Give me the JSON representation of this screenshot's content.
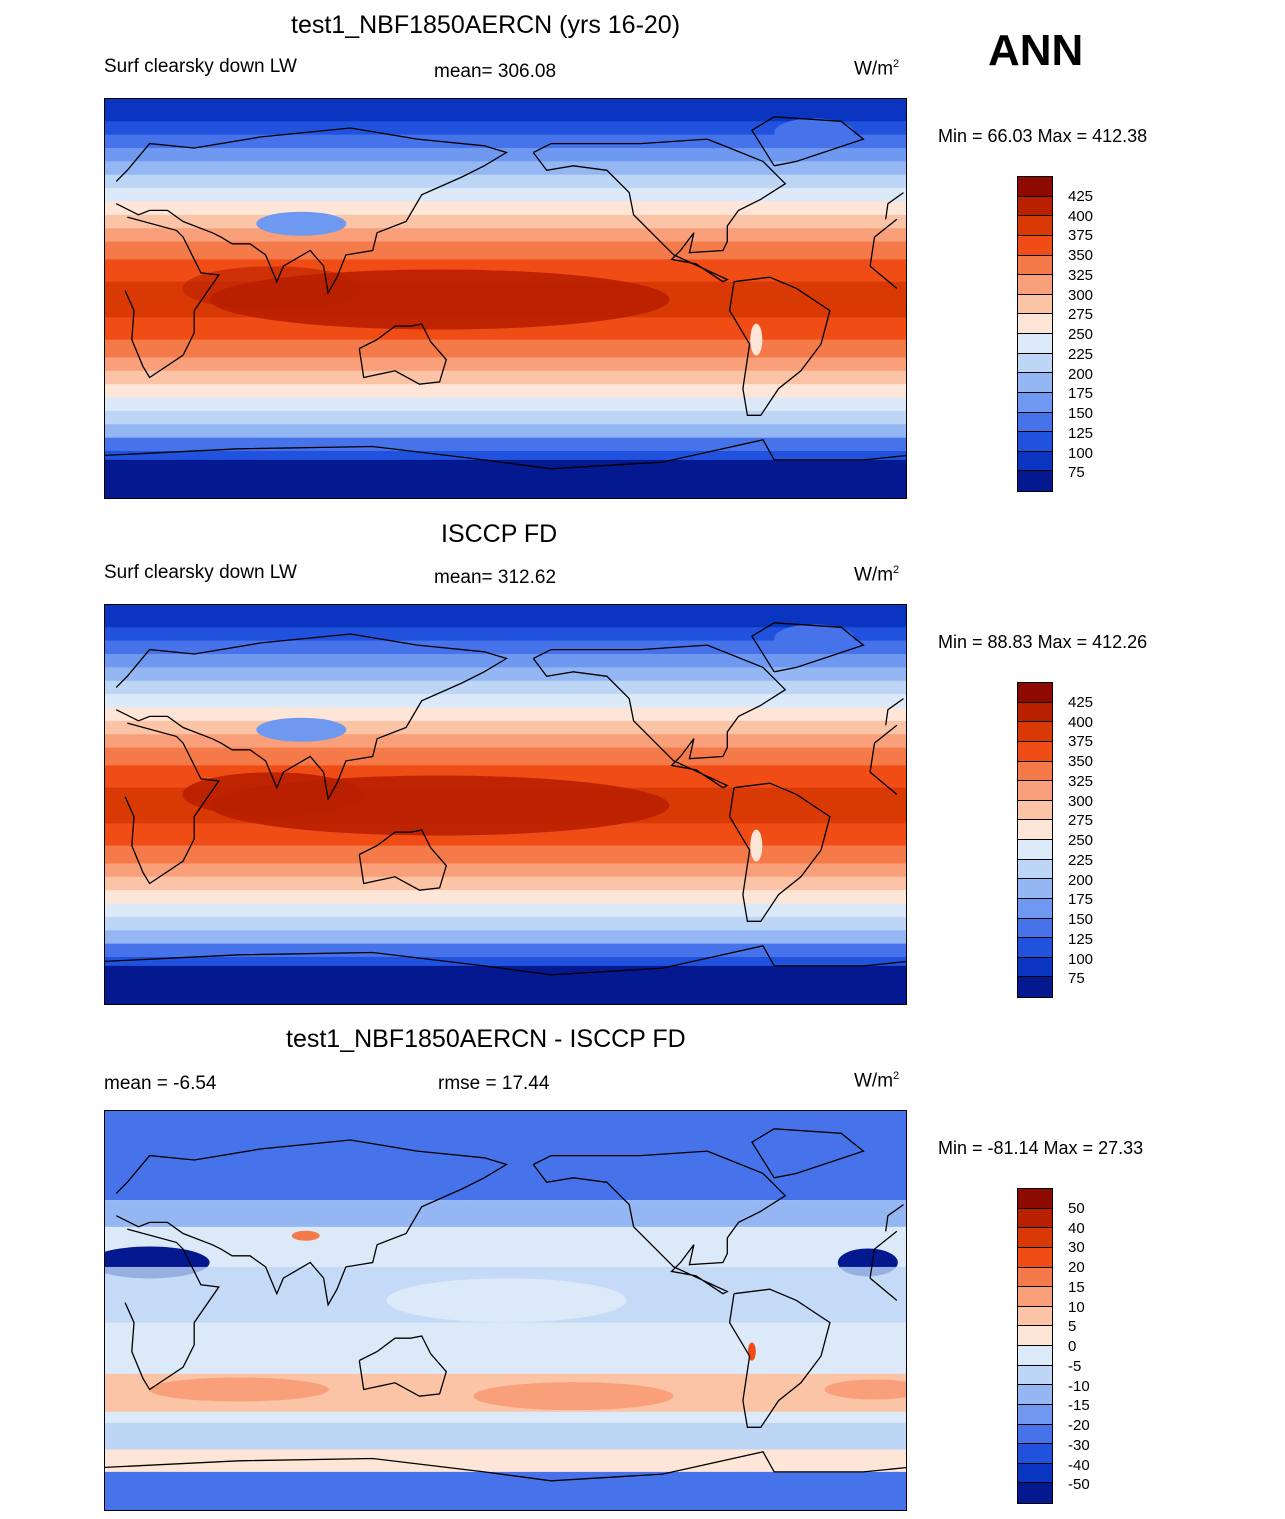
{
  "season": "ANN",
  "units_base": "W/m",
  "units_exp": "2",
  "panels": [
    {
      "title": "test1_NBF1850AERCN (yrs 16-20)",
      "left": "Surf clearsky down LW",
      "center": "mean= 306.08",
      "minmax": "Min =  66.03 Max = 412.38",
      "kind": "model"
    },
    {
      "title": "ISCCP FD",
      "left": "Surf clearsky down LW",
      "center": "mean= 312.62",
      "minmax": "Min =  88.83 Max = 412.26",
      "kind": "obs"
    },
    {
      "title": "test1_NBF1850AERCN - ISCCP FD",
      "left": "mean =  -6.54",
      "center": "rmse =  17.44",
      "minmax": "Min = -81.14 Max =  27.33",
      "kind": "diff"
    }
  ],
  "colorbars": {
    "abs": {
      "labels": [
        "425",
        "400",
        "375",
        "350",
        "325",
        "300",
        "275",
        "250",
        "225",
        "200",
        "175",
        "150",
        "125",
        "100",
        "75"
      ],
      "colors": [
        "#8c0a00",
        "#b82000",
        "#d93a05",
        "#f04c15",
        "#f57a4a",
        "#f9a07b",
        "#fbc4a6",
        "#fde6d8",
        "#dce9f8",
        "#bed6f6",
        "#94b7f4",
        "#6f99f0",
        "#4673ea",
        "#2152de",
        "#0a35c0",
        "#041890"
      ]
    },
    "diff": {
      "labels": [
        "50",
        "40",
        "30",
        "20",
        "15",
        "10",
        "5",
        "0",
        "-5",
        "-10",
        "-15",
        "-20",
        "-30",
        "-40",
        "-50"
      ],
      "colors": [
        "#8c0a00",
        "#b82000",
        "#d93a05",
        "#f04c15",
        "#f57a4a",
        "#f9a07b",
        "#fbc4a6",
        "#fde6d8",
        "#dce9f8",
        "#bed6f6",
        "#94b7f4",
        "#6f99f0",
        "#4673ea",
        "#2152de",
        "#0a35c0",
        "#041890"
      ]
    }
  }
}
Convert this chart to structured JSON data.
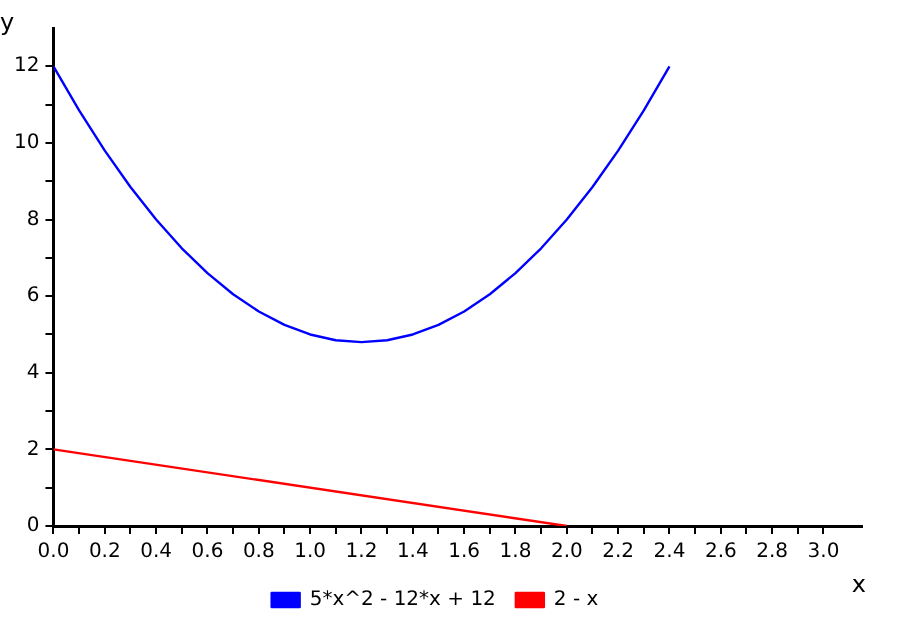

### [To be done]
Extract every line containing the string "center" from the material.

### [Correct response]
      "center": "mean= 306.08",
      "center": "mean= 312.62",
      "center": "rmse =  17.44",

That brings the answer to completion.